— START TASK MATERIAL —

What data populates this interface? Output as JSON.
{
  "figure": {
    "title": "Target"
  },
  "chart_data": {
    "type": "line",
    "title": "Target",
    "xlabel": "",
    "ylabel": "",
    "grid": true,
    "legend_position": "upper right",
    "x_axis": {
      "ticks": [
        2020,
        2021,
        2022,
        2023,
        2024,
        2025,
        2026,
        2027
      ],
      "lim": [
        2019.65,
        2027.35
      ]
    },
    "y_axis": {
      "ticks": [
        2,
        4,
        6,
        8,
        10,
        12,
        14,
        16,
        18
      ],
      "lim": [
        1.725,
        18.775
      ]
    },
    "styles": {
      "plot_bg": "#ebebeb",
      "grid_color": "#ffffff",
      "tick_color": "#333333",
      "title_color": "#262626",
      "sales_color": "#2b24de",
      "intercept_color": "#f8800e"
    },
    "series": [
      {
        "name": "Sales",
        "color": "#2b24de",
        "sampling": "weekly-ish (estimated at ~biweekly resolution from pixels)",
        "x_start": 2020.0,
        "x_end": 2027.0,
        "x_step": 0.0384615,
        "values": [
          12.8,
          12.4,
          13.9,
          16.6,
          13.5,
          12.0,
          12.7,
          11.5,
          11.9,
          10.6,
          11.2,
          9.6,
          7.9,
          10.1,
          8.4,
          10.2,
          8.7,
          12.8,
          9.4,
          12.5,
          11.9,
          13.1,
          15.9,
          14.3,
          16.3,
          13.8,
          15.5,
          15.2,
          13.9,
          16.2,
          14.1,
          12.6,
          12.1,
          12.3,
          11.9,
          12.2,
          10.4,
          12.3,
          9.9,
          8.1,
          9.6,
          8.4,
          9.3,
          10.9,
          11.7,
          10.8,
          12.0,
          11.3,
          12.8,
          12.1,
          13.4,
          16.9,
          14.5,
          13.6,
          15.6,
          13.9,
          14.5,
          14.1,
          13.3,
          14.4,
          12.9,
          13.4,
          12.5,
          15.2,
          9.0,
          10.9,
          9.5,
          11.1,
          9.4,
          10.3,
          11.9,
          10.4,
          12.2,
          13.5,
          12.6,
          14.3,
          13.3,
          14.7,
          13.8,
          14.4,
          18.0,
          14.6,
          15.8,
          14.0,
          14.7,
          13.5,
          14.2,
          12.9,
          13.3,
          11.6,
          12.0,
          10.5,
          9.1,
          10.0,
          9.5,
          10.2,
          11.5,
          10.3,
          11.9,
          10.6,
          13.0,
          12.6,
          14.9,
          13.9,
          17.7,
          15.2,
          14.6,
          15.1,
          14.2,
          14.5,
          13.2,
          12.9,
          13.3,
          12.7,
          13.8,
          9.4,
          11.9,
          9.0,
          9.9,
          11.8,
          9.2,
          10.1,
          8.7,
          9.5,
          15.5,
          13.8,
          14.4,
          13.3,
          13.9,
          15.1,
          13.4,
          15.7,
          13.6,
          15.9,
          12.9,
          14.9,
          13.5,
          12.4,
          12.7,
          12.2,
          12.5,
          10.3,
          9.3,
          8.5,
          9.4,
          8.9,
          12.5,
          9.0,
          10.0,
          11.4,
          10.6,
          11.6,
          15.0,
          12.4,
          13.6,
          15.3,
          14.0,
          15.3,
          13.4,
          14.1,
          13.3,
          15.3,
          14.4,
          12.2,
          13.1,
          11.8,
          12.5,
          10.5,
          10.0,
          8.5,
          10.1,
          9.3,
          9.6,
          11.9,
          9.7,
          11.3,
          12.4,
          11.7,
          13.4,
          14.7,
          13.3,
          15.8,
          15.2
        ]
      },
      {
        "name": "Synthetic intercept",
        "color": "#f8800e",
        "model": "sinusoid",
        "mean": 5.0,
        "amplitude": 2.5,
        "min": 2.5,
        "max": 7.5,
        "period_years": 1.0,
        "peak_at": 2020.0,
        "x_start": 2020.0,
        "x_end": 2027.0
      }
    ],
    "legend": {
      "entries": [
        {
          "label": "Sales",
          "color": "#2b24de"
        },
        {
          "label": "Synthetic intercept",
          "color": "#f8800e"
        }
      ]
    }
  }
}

— END TASK MATERIAL —

# [STATED TASK]
Return every record, word for word.

# [COMPLETED TASK]
What data populates this interface? Output as JSON.
{
  "figure": {
    "title": "Target"
  },
  "chart_data": {
    "type": "line",
    "title": "Target",
    "xlabel": "",
    "ylabel": "",
    "grid": true,
    "legend_position": "upper right",
    "x_axis": {
      "ticks": [
        2020,
        2021,
        2022,
        2023,
        2024,
        2025,
        2026,
        2027
      ],
      "lim": [
        2019.65,
        2027.35
      ]
    },
    "y_axis": {
      "ticks": [
        2,
        4,
        6,
        8,
        10,
        12,
        14,
        16,
        18
      ],
      "lim": [
        1.725,
        18.775
      ]
    },
    "styles": {
      "plot_bg": "#ebebeb",
      "grid_color": "#ffffff",
      "tick_color": "#333333",
      "title_color": "#262626",
      "sales_color": "#2b24de",
      "intercept_color": "#f8800e"
    },
    "series": [
      {
        "name": "Sales",
        "color": "#2b24de",
        "sampling": "weekly-ish (estimated at ~biweekly resolution from pixels)",
        "x_start": 2020.0,
        "x_end": 2027.0,
        "x_step": 0.0384615,
        "values": [
          12.8,
          12.4,
          13.9,
          16.6,
          13.5,
          12.0,
          12.7,
          11.5,
          11.9,
          10.6,
          11.2,
          9.6,
          7.9,
          10.1,
          8.4,
          10.2,
          8.7,
          12.8,
          9.4,
          12.5,
          11.9,
          13.1,
          15.9,
          14.3,
          16.3,
          13.8,
          15.5,
          15.2,
          13.9,
          16.2,
          14.1,
          12.6,
          12.1,
          12.3,
          11.9,
          12.2,
          10.4,
          12.3,
          9.9,
          8.1,
          9.6,
          8.4,
          9.3,
          10.9,
          11.7,
          10.8,
          12.0,
          11.3,
          12.8,
          12.1,
          13.4,
          16.9,
          14.5,
          13.6,
          15.6,
          13.9,
          14.5,
          14.1,
          13.3,
          14.4,
          12.9,
          13.4,
          12.5,
          15.2,
          9.0,
          10.9,
          9.5,
          11.1,
          9.4,
          10.3,
          11.9,
          10.4,
          12.2,
          13.5,
          12.6,
          14.3,
          13.3,
          14.7,
          13.8,
          14.4,
          18.0,
          14.6,
          15.8,
          14.0,
          14.7,
          13.5,
          14.2,
          12.9,
          13.3,
          11.6,
          12.0,
          10.5,
          9.1,
          10.0,
          9.5,
          10.2,
          11.5,
          10.3,
          11.9,
          10.6,
          13.0,
          12.6,
          14.9,
          13.9,
          17.7,
          15.2,
          14.6,
          15.1,
          14.2,
          14.5,
          13.2,
          12.9,
          13.3,
          12.7,
          13.8,
          9.4,
          11.9,
          9.0,
          9.9,
          11.8,
          9.2,
          10.1,
          8.7,
          9.5,
          15.5,
          13.8,
          14.4,
          13.3,
          13.9,
          15.1,
          13.4,
          15.7,
          13.6,
          15.9,
          12.9,
          14.9,
          13.5,
          12.4,
          12.7,
          12.2,
          12.5,
          10.3,
          9.3,
          8.5,
          9.4,
          8.9,
          12.5,
          9.0,
          10.0,
          11.4,
          10.6,
          11.6,
          15.0,
          12.4,
          13.6,
          15.3,
          14.0,
          15.3,
          13.4,
          14.1,
          13.3,
          15.3,
          14.4,
          12.2,
          13.1,
          11.8,
          12.5,
          10.5,
          10.0,
          8.5,
          10.1,
          9.3,
          9.6,
          11.9,
          9.7,
          11.3,
          12.4,
          11.7,
          13.4,
          14.7,
          13.3,
          15.8,
          15.2
        ]
      },
      {
        "name": "Synthetic intercept",
        "color": "#f8800e",
        "model": "sinusoid",
        "mean": 5.0,
        "amplitude": 2.5,
        "min": 2.5,
        "max": 7.5,
        "period_years": 1.0,
        "peak_at": 2020.0,
        "x_start": 2020.0,
        "x_end": 2027.0
      }
    ],
    "legend": {
      "entries": [
        {
          "label": "Sales",
          "color": "#2b24de"
        },
        {
          "label": "Synthetic intercept",
          "color": "#f8800e"
        }
      ]
    }
  }
}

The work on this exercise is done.